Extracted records
------------------------------

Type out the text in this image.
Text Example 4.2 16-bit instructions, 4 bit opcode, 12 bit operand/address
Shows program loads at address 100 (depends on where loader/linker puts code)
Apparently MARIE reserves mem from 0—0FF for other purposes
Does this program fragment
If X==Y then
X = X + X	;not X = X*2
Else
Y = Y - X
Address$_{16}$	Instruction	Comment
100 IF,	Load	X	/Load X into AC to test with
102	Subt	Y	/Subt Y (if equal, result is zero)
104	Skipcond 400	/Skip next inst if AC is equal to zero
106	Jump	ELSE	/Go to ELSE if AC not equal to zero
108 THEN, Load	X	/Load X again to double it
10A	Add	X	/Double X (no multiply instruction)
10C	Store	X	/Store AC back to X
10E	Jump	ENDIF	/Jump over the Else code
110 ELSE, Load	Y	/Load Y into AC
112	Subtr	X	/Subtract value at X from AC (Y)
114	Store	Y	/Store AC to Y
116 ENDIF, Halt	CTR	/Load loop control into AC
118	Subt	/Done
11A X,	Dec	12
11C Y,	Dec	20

------------------------------

**Exercise description**
What do the records say? Quote them all exactly.

**Output of the task**
Type out the text in this image.
Text Example 4.2 16-bit instructions, 4 bit opcode, 12 bit operand/address
Shows program loads at address 100 (depends on where loader/linker puts code)
Apparently MARIE reserves mem from 0—0FF for other purposes
Does this program fragment
If X==Y then
X = X + X	;not X = X*2
Else
Y = Y - X
Address$_{16}$	Instruction	Comment
100 IF,	Load	X	/Load X into AC to test with
102	Subt	Y	/Subt Y (if equal, result is zero)
104	Skipcond 400	/Skip next inst if AC is equal to zero
106	Jump	ELSE	/Go to ELSE if AC not equal to zero
108 THEN, Load	X	/Load X again to double it
10A	Add	X	/Double X (no multiply instruction)
10C	Store	X	/Store AC back to X
10E	Jump	ENDIF	/Jump over the Else code
110 ELSE, Load	Y	/Load Y into AC
112	Subtr	X	/Subtract value at X from AC (Y)
114	Store	Y	/Store AC to Y
116 ENDIF, Halt	CTR	/Load loop control into AC
118	Subt	/Done
11A X,	Dec	12
11C Y,	Dec	20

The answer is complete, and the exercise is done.